* Begin Task material *

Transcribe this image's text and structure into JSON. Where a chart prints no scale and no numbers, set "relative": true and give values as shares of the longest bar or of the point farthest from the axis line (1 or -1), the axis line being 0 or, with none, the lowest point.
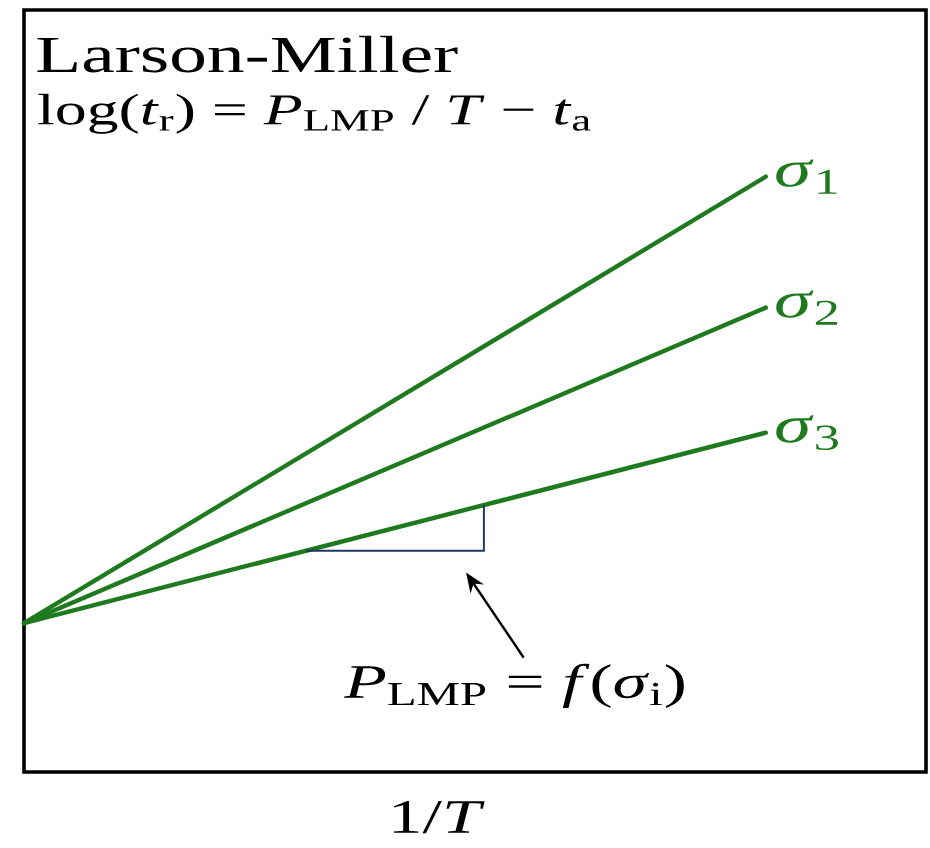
{
  "chart_data": {
    "type": "line",
    "title": "Larson-Miller",
    "subtitle": "log(*t*$_{r}$) = *P*$_{LMP}$ / *T* − *t*$_{a}$",
    "xlabel": "1/*T*",
    "categories": [
      null,
      null
    ],
    "relative": true,
    "series": [
      {
        "name": "*σ*$_{1}$",
        "color": "#1f7a1f",
        "values": [
          0.25,
          1
        ]
      },
      {
        "name": "*σ*$_{2}$",
        "color": "#1f7a1f",
        "values": [
          0.25,
          0.78
        ]
      },
      {
        "name": "*σ*$_{3}$",
        "color": "#1f7a1f",
        "values": [
          0.25,
          0.57
        ]
      }
    ],
    "annotations": [
      "*P*$_{LMP}$ = *f*(*σ*$_{i}$)"
    ]
  }
}
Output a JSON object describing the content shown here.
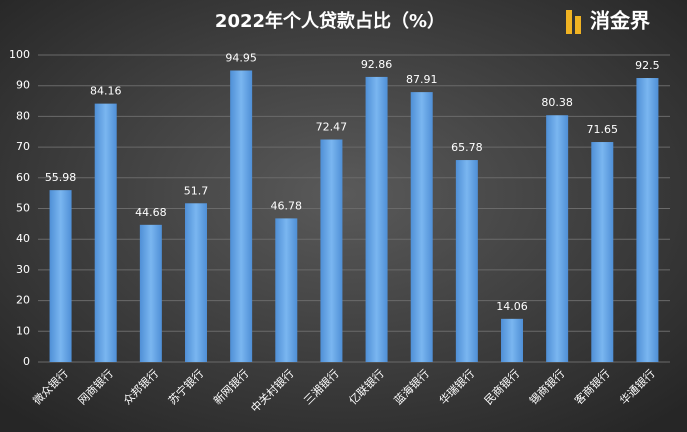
{
  "chart_data": {
    "type": "bar",
    "title": "2022年个人贷款占比（%）",
    "logo": "消金界",
    "categories": [
      "微众银行",
      "网商银行",
      "众邦银行",
      "苏宁银行",
      "新网银行",
      "中关村银行",
      "三湘银行",
      "亿联银行",
      "蓝海银行",
      "华瑞银行",
      "民商银行",
      "锡商银行",
      "客商银行",
      "华通银行"
    ],
    "values": [
      55.98,
      84.16,
      44.68,
      51.7,
      94.95,
      46.78,
      72.47,
      92.86,
      87.91,
      65.78,
      14.06,
      80.38,
      71.65,
      92.5
    ],
    "color": "#6aa6e6",
    "ylim": [
      0,
      100
    ],
    "yticks": [
      0,
      10,
      20,
      30,
      40,
      50,
      60,
      70,
      80,
      90,
      100
    ],
    "grid": true
  }
}
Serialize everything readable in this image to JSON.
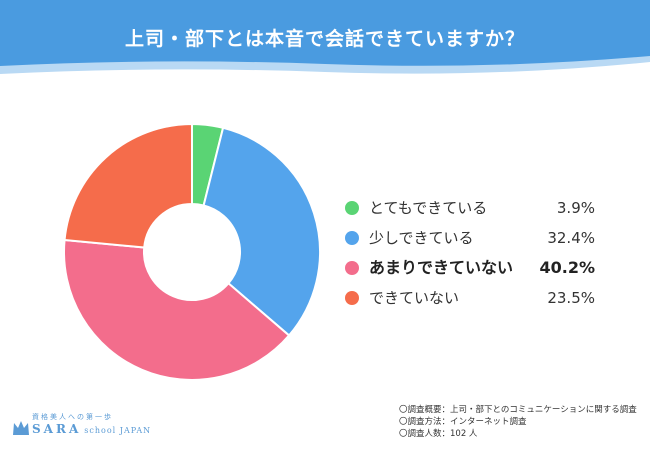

* End Task material *

The exercise
Exactly reproduce each record, leaving out any pictures.

Solution to the exercise
Transcribe this image's text and structure into JSON. Where a chart prints no scale and no numbers, set "relative": true and give values as shares of the longest bar or of the point farthest from the axis line (1 or -1), the axis line being 0 or, with none, the lowest point.
{
  "chart_data": {
    "type": "line",
    "title": "Larson-Miller",
    "subtitle": "log(*t*$_{r}$) = *P*$_{LMP}$ / *T* − *t*$_{a}$",
    "xlabel": "1/*T*",
    "categories": [
      null,
      null
    ],
    "relative": true,
    "series": [
      {
        "name": "*σ*$_{1}$",
        "color": "#1f7a1f",
        "values": [
          0.25,
          1
        ]
      },
      {
        "name": "*σ*$_{2}$",
        "color": "#1f7a1f",
        "values": [
          0.25,
          0.78
        ]
      },
      {
        "name": "*σ*$_{3}$",
        "color": "#1f7a1f",
        "values": [
          0.25,
          0.57
        ]
      }
    ],
    "annotations": [
      "*P*$_{LMP}$ = *f*(*σ*$_{i}$)"
    ]
  }
}
Output a JSON object describing the content shown here.
{
  "chart_data": {
    "type": "bar",
    "title": "2022年个人贷款占比（%）",
    "logo": "消金界",
    "categories": [
      "微众银行",
      "网商银行",
      "众邦银行",
      "苏宁银行",
      "新网银行",
      "中关村银行",
      "三湘银行",
      "亿联银行",
      "蓝海银行",
      "华瑞银行",
      "民商银行",
      "锡商银行",
      "客商银行",
      "华通银行"
    ],
    "values": [
      55.98,
      84.16,
      44.68,
      51.7,
      94.95,
      46.78,
      72.47,
      92.86,
      87.91,
      65.78,
      14.06,
      80.38,
      71.65,
      92.5
    ],
    "color": "#6aa6e6",
    "ylim": [
      0,
      100
    ],
    "yticks": [
      0,
      10,
      20,
      30,
      40,
      50,
      60,
      70,
      80,
      90,
      100
    ],
    "grid": true
  }
}
Serialize everything readable in this image to JSON.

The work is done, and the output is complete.